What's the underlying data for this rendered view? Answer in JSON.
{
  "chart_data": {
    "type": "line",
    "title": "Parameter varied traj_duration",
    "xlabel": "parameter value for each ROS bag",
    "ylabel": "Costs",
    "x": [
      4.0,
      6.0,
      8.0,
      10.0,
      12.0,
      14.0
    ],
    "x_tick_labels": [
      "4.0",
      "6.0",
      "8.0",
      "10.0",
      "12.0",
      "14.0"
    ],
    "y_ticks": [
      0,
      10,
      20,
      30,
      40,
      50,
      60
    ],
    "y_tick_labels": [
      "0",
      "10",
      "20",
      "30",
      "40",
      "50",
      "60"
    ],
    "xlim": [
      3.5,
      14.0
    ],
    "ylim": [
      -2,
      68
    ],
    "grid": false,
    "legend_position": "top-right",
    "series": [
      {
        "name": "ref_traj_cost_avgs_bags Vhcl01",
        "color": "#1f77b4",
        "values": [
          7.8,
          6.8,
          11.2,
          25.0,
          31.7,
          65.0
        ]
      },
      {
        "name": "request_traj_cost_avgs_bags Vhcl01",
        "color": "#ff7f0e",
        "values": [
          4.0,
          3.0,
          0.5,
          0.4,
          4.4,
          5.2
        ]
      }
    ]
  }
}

****************************************

● WHAT IS REQUIRED
Produce an exact copy of all the records.

● RESULT BELOW
What's the underlying data for this rendered view? Answer in JSON.
{
  "chart_data": {
    "type": "line",
    "title": "Parameter varied traj_duration",
    "xlabel": "parameter value for each ROS bag",
    "ylabel": "Costs",
    "x": [
      4.0,
      6.0,
      8.0,
      10.0,
      12.0,
      14.0
    ],
    "x_tick_labels": [
      "4.0",
      "6.0",
      "8.0",
      "10.0",
      "12.0",
      "14.0"
    ],
    "y_ticks": [
      0,
      10,
      20,
      30,
      40,
      50,
      60
    ],
    "y_tick_labels": [
      "0",
      "10",
      "20",
      "30",
      "40",
      "50",
      "60"
    ],
    "xlim": [
      3.5,
      14.0
    ],
    "ylim": [
      -2,
      68
    ],
    "grid": false,
    "legend_position": "top-right",
    "series": [
      {
        "name": "ref_traj_cost_avgs_bags Vhcl01",
        "color": "#1f77b4",
        "values": [
          7.8,
          6.8,
          11.2,
          25.0,
          31.7,
          65.0
        ]
      },
      {
        "name": "request_traj_cost_avgs_bags Vhcl01",
        "color": "#ff7f0e",
        "values": [
          4.0,
          3.0,
          0.5,
          0.4,
          4.4,
          5.2
        ]
      }
    ]
  }
}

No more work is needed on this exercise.